-- start --

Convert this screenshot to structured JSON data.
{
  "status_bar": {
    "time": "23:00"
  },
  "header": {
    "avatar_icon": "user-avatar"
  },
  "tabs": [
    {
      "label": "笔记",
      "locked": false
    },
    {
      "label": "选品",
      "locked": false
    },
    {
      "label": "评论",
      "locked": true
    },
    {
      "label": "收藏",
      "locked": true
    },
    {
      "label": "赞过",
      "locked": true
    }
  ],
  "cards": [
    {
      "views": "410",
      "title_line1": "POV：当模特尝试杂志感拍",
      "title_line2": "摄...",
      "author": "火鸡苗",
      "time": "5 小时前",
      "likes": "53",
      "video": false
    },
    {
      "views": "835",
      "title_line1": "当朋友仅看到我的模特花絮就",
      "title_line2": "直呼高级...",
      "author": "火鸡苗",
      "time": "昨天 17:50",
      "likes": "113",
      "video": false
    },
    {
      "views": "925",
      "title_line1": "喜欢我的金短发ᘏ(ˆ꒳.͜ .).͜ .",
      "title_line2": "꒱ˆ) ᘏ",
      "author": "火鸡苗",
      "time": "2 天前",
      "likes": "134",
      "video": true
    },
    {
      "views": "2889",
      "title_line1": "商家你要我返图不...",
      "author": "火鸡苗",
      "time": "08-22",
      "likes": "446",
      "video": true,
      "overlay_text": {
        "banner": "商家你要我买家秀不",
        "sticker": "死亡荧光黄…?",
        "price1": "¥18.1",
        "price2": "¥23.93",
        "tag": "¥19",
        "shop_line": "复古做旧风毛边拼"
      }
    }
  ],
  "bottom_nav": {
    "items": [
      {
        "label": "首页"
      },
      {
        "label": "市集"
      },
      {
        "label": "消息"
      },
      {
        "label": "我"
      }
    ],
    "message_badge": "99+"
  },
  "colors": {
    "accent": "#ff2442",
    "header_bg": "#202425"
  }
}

-- end --

▶ [Given exercise] Extract each entry in full and write it down exactly.

▶ [Response to this exercise]
Convert this screenshot to structured JSON data.
{
  "status_bar": {
    "time": "23:00"
  },
  "header": {
    "avatar_icon": "user-avatar"
  },
  "tabs": [
    {
      "label": "笔记",
      "locked": false
    },
    {
      "label": "选品",
      "locked": false
    },
    {
      "label": "评论",
      "locked": true
    },
    {
      "label": "收藏",
      "locked": true
    },
    {
      "label": "赞过",
      "locked": true
    }
  ],
  "cards": [
    {
      "views": "410",
      "title_line1": "POV：当模特尝试杂志感拍",
      "title_line2": "摄...",
      "author": "火鸡苗",
      "time": "5 小时前",
      "likes": "53",
      "video": false
    },
    {
      "views": "835",
      "title_line1": "当朋友仅看到我的模特花絮就",
      "title_line2": "直呼高级...",
      "author": "火鸡苗",
      "time": "昨天 17:50",
      "likes": "113",
      "video": false
    },
    {
      "views": "925",
      "title_line1": "喜欢我的金短发ᘏ(ˆ꒳.͜ .).͜ .",
      "title_line2": "꒱ˆ) ᘏ",
      "author": "火鸡苗",
      "time": "2 天前",
      "likes": "134",
      "video": true
    },
    {
      "views": "2889",
      "title_line1": "商家你要我返图不...",
      "author": "火鸡苗",
      "time": "08-22",
      "likes": "446",
      "video": true,
      "overlay_text": {
        "banner": "商家你要我买家秀不",
        "sticker": "死亡荧光黄…?",
        "price1": "¥18.1",
        "price2": "¥23.93",
        "tag": "¥19",
        "shop_line": "复古做旧风毛边拼"
      }
    }
  ],
  "bottom_nav": {
    "items": [
      {
        "label": "首页"
      },
      {
        "label": "市集"
      },
      {
        "label": "消息"
      },
      {
        "label": "我"
      }
    ],
    "message_badge": "99+"
  },
  "colors": {
    "accent": "#ff2442",
    "header_bg": "#202425"
  }
}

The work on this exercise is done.